TASK PROMPT
Identify all lines of the data containing the string "Отчество" and copy them.

DATA SECTION
____
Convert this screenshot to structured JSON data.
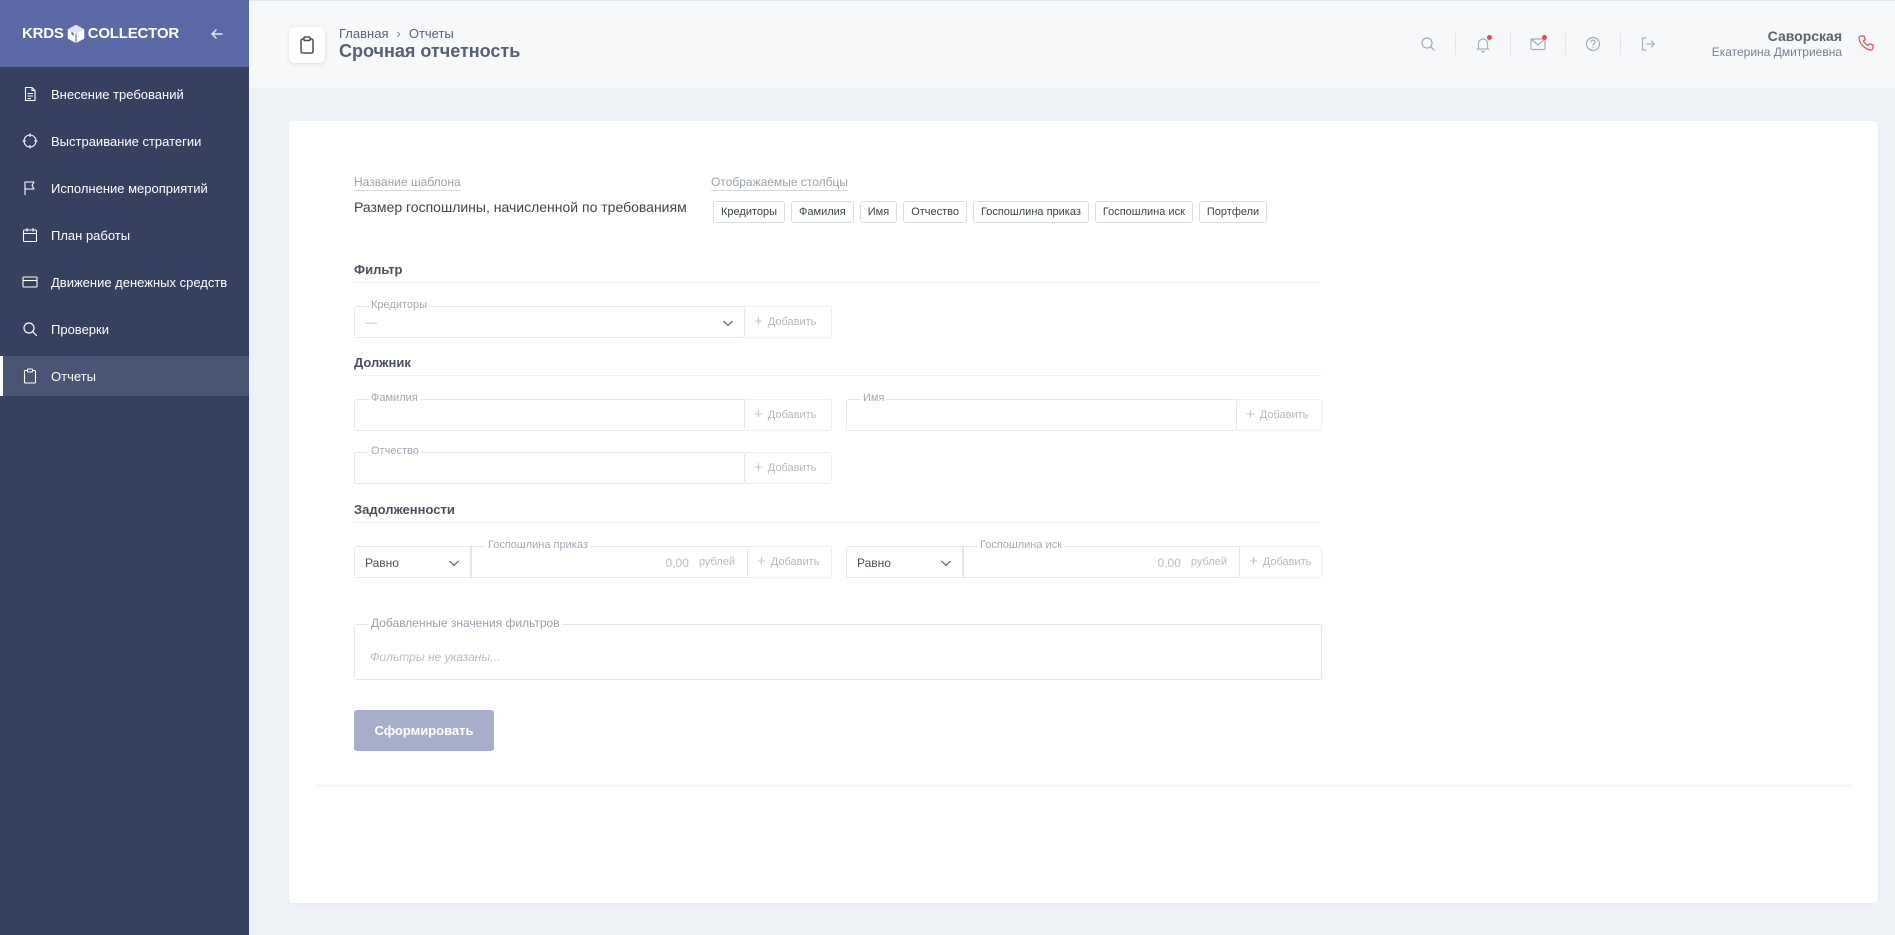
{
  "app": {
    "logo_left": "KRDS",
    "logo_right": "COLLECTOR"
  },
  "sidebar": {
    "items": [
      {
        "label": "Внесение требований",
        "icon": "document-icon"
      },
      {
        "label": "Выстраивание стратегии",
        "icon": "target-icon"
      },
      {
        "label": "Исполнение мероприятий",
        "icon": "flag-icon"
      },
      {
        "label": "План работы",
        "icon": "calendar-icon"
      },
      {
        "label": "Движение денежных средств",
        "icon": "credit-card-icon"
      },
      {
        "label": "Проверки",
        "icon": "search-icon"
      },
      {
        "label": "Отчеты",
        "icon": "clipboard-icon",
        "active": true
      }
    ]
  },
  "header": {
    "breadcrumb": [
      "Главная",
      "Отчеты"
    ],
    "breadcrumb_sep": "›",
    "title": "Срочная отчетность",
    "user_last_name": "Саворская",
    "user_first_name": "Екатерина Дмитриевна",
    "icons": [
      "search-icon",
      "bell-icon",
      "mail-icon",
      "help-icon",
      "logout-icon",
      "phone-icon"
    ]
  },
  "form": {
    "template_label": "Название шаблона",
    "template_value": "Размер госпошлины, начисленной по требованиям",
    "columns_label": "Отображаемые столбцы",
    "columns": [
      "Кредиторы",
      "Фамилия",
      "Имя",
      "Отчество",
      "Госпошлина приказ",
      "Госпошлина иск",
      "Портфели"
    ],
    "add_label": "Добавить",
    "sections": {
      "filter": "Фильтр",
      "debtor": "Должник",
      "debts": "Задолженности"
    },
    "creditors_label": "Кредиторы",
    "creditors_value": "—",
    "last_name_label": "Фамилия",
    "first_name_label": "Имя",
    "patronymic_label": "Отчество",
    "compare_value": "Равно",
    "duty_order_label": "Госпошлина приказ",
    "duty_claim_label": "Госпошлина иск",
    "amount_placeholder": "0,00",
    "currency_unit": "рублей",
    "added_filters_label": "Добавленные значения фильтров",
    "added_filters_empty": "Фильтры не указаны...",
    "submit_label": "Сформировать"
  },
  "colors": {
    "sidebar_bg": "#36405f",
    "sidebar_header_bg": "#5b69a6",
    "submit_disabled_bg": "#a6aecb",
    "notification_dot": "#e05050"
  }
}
____
THE RESPONSE
      "Отчество",
    "patronymic_label": "Отчество",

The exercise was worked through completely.